— START OF Material shown —

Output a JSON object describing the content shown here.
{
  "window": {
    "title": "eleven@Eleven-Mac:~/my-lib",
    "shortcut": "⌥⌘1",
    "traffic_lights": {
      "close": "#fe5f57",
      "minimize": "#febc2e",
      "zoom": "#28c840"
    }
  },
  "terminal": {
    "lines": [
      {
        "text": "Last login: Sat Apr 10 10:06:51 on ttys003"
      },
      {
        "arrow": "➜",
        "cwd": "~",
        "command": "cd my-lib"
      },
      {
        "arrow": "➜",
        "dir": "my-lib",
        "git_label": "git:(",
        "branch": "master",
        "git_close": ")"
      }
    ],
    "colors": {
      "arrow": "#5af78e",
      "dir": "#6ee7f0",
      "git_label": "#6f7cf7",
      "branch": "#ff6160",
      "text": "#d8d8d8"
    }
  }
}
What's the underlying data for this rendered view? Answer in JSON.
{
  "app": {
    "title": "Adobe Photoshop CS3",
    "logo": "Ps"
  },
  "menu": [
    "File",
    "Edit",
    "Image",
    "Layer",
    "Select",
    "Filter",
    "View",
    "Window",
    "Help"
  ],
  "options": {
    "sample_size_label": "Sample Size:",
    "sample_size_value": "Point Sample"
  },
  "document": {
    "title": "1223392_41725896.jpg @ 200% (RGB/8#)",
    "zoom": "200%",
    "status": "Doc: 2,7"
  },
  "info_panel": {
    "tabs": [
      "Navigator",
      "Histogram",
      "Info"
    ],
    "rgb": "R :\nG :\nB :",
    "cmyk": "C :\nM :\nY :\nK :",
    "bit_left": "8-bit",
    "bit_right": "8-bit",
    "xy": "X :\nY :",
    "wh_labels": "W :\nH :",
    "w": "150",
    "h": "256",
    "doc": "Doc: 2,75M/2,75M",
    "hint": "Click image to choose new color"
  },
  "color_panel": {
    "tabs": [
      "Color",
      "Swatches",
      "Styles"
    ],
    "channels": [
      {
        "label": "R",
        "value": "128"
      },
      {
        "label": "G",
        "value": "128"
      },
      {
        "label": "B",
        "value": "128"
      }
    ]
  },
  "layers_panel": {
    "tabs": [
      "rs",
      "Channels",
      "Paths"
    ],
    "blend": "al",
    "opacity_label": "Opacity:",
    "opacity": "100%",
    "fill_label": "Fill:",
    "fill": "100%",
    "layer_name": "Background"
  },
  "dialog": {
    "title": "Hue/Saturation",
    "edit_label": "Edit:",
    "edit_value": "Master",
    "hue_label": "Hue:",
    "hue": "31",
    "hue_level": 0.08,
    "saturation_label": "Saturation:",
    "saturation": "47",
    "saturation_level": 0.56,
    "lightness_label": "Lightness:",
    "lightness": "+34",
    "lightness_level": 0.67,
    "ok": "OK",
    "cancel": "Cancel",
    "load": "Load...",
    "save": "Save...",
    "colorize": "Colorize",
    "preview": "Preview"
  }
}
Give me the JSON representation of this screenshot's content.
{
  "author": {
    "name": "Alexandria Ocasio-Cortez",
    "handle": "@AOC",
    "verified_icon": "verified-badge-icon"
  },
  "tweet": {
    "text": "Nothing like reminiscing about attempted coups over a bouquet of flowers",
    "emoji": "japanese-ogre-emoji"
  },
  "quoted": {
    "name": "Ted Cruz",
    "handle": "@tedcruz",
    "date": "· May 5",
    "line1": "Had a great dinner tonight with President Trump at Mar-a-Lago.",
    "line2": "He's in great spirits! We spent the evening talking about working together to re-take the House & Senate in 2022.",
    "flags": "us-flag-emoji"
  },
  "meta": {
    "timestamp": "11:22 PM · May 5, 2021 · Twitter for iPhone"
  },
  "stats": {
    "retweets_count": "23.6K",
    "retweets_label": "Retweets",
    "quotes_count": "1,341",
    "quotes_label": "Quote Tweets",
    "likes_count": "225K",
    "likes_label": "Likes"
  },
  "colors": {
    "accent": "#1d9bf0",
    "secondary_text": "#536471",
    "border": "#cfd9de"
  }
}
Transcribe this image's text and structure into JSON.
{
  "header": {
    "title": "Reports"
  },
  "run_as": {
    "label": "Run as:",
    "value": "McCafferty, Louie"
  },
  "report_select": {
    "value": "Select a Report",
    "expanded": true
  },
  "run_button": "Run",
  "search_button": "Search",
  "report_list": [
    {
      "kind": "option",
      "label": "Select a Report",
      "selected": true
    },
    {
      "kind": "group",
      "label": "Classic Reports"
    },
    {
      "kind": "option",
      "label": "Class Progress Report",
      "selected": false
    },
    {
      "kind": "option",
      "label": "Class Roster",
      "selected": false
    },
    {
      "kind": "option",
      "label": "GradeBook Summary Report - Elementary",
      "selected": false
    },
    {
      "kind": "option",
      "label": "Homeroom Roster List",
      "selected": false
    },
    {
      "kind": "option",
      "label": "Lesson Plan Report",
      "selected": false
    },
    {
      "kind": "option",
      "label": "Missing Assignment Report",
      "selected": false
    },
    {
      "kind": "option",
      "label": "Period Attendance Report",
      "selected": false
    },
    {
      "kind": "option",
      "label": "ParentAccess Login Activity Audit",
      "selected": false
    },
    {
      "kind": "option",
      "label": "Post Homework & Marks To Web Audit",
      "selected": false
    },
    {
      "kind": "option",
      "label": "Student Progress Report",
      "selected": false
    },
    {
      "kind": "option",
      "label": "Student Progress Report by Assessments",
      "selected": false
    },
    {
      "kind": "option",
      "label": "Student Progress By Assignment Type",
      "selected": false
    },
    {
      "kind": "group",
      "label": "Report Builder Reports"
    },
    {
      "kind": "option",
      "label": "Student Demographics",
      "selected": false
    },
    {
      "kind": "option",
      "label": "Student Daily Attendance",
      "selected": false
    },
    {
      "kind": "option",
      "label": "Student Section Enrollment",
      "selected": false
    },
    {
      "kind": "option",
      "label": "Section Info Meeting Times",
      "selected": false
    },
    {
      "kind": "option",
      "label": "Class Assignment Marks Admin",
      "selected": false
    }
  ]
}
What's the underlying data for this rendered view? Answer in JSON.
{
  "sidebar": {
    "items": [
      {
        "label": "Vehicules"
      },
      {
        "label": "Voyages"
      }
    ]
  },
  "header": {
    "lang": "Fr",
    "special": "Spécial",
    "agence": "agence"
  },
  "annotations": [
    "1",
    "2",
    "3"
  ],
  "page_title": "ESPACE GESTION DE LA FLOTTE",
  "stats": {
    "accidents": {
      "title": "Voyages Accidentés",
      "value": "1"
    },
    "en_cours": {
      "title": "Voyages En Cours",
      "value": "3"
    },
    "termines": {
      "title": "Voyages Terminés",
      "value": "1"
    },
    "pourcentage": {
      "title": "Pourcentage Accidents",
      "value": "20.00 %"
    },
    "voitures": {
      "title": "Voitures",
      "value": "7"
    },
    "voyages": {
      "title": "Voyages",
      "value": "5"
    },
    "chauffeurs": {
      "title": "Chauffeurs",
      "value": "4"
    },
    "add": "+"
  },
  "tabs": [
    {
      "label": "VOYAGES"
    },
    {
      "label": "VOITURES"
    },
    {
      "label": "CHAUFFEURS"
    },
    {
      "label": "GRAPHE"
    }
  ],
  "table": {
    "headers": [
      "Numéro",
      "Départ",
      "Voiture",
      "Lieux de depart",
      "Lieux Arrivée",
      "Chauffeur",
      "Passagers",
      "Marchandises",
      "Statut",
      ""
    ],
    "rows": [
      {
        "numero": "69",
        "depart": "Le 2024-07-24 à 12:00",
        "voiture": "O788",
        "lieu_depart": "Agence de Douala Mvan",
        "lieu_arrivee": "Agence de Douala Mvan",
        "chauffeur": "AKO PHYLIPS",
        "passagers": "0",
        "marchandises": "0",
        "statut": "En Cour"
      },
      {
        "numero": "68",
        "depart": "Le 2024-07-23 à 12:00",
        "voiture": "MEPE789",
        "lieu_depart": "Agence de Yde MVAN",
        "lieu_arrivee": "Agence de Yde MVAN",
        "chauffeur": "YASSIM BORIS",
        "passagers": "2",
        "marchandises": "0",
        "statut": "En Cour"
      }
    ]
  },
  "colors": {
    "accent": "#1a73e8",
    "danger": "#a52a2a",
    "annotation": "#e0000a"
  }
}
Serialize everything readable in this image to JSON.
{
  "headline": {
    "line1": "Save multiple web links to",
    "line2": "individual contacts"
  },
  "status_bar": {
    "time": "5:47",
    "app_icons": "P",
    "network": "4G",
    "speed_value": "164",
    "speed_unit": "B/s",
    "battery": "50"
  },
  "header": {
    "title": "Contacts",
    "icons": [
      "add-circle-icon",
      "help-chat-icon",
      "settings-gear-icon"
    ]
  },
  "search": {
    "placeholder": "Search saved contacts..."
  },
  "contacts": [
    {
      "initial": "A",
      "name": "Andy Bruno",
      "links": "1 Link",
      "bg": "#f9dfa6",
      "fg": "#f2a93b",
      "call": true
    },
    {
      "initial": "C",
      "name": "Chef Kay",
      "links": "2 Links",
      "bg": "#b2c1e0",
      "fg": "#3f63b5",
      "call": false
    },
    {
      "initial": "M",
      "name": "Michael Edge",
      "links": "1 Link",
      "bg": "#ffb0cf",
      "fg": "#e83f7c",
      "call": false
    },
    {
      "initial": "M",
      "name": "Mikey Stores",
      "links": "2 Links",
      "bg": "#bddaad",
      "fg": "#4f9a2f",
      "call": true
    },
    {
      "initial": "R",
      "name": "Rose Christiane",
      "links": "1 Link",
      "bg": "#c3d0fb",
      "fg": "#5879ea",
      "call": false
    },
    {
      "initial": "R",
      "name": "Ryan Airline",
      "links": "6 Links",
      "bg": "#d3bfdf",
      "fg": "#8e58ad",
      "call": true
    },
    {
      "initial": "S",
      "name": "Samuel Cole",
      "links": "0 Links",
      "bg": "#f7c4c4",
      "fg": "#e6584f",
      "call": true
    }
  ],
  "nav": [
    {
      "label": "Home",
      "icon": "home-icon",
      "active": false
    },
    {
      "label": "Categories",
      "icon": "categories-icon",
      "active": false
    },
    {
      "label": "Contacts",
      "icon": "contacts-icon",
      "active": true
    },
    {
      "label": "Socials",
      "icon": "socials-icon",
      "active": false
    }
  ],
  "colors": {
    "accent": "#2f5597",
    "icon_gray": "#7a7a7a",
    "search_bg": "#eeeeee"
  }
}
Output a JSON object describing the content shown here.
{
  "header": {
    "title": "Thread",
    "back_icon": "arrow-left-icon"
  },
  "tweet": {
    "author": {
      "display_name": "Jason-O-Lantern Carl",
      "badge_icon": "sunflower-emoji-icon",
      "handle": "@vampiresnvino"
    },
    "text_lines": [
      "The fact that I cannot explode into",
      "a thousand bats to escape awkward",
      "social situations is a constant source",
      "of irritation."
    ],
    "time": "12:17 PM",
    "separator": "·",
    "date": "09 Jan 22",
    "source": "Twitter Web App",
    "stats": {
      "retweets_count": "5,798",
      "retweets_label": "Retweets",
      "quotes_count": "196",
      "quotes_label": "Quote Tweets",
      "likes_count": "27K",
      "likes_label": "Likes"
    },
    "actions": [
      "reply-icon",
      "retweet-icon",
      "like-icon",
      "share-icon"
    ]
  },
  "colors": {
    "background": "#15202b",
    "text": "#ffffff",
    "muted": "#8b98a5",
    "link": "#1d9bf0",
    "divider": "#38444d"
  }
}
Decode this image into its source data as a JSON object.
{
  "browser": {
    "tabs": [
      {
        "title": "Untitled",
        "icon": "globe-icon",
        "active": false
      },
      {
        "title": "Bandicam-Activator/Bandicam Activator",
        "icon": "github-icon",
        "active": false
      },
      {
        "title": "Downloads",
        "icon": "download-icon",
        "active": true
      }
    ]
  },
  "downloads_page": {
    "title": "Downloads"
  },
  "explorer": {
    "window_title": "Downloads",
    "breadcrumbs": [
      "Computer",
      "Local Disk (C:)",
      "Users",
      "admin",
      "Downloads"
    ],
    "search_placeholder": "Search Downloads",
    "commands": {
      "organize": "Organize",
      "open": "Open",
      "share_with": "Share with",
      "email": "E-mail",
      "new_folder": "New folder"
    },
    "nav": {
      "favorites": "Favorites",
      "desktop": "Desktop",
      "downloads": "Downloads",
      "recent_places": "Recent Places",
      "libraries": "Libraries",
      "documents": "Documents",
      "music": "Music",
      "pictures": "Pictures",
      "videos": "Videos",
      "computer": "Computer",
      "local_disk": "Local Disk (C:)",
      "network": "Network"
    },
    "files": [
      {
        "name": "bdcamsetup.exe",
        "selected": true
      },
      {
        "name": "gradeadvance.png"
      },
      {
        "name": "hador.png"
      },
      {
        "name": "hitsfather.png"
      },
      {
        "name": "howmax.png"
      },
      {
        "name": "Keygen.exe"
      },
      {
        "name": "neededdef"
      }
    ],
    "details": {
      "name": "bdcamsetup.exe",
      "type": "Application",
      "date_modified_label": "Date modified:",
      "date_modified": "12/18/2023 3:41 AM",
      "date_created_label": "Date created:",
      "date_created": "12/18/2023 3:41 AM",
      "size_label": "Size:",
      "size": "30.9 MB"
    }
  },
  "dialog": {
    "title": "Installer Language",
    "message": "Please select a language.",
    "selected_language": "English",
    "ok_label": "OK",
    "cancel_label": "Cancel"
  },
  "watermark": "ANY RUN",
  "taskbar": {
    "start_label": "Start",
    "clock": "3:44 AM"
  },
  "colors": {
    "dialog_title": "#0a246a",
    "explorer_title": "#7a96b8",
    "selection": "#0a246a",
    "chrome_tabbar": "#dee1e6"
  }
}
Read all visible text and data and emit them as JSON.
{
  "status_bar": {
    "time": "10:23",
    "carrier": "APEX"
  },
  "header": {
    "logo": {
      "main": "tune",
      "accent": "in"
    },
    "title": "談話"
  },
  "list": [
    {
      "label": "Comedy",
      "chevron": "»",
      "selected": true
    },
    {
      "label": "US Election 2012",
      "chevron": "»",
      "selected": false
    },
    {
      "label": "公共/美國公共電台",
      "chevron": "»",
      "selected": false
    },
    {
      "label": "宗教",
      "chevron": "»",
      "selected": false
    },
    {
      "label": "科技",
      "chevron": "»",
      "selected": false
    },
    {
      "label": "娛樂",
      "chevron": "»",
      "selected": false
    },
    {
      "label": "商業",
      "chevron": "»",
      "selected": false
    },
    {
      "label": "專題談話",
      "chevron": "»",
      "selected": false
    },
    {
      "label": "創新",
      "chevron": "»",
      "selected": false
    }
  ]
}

— END OF Material shown —

What you will do:
Each line that holds the word "Sample" is to be copied.

Reply:
    "sample_size_label": "Sample Size:",
    "sample_size_value": "Point Sample"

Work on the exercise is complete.